Instructions for the task: Find every line of the listing below where "habiliteringstjeneste" appears, and copy it.

Stored entries:
====================

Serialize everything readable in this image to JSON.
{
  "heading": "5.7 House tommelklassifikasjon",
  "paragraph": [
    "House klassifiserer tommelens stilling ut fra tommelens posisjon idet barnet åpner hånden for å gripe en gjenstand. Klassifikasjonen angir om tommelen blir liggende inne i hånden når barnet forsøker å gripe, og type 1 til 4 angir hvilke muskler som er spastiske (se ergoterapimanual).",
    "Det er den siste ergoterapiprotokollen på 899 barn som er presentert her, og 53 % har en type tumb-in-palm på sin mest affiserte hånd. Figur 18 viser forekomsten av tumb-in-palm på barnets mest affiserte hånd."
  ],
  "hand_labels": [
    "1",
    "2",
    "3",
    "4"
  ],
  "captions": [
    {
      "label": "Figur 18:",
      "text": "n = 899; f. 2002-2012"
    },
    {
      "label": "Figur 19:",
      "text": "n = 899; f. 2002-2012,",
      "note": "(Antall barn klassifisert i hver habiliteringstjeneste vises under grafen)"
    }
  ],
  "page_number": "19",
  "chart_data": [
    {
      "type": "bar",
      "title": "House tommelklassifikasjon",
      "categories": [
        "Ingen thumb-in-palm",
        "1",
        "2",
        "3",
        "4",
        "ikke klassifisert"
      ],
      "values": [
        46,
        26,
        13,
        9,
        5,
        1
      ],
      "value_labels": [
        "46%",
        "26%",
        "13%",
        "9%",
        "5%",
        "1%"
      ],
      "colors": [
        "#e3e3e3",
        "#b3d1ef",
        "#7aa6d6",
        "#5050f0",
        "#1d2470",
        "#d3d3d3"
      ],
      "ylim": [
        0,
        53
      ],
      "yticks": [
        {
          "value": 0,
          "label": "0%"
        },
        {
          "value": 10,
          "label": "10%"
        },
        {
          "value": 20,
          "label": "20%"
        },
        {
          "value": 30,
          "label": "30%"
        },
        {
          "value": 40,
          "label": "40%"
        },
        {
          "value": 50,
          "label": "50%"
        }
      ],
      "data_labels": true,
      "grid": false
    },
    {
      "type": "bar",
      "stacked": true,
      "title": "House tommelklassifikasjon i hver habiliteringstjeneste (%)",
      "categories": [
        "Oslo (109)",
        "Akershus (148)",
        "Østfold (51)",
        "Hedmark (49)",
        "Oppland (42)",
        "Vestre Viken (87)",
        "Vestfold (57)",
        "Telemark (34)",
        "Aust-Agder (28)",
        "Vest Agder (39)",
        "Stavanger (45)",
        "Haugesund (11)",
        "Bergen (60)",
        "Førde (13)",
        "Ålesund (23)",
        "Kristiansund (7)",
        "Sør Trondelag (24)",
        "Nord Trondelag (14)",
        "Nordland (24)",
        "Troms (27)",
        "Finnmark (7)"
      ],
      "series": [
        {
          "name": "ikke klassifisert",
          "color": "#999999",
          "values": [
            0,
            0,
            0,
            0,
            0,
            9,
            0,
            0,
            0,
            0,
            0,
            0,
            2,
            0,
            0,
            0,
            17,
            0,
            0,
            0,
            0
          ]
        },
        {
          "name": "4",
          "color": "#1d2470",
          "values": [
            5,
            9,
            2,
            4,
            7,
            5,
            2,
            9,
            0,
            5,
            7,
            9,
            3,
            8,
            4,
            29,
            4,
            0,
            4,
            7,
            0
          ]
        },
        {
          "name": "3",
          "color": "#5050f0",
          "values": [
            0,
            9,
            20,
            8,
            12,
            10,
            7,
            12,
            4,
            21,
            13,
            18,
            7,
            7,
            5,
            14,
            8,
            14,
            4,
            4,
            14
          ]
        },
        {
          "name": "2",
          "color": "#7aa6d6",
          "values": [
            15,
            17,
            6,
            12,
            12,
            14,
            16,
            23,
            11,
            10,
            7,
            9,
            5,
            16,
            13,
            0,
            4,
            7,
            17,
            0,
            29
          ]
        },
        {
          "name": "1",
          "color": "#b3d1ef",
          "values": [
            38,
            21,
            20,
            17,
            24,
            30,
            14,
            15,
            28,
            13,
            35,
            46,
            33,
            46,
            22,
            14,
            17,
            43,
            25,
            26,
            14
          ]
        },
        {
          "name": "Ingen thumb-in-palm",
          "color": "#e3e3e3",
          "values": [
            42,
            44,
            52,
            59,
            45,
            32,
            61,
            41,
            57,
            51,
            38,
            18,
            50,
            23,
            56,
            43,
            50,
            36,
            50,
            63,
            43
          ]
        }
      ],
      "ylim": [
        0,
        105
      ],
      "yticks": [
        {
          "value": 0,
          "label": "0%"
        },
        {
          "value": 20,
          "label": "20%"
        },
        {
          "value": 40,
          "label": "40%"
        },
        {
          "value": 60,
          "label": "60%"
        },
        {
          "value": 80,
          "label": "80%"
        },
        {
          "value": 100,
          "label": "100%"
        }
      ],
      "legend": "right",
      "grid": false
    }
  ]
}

====================

Exercise response:
      "note": "(Antall barn klassifisert i hver habiliteringstjeneste vises under grafen)"
      "title": "House tommelklassifikasjon i hver habiliteringstjeneste (%)",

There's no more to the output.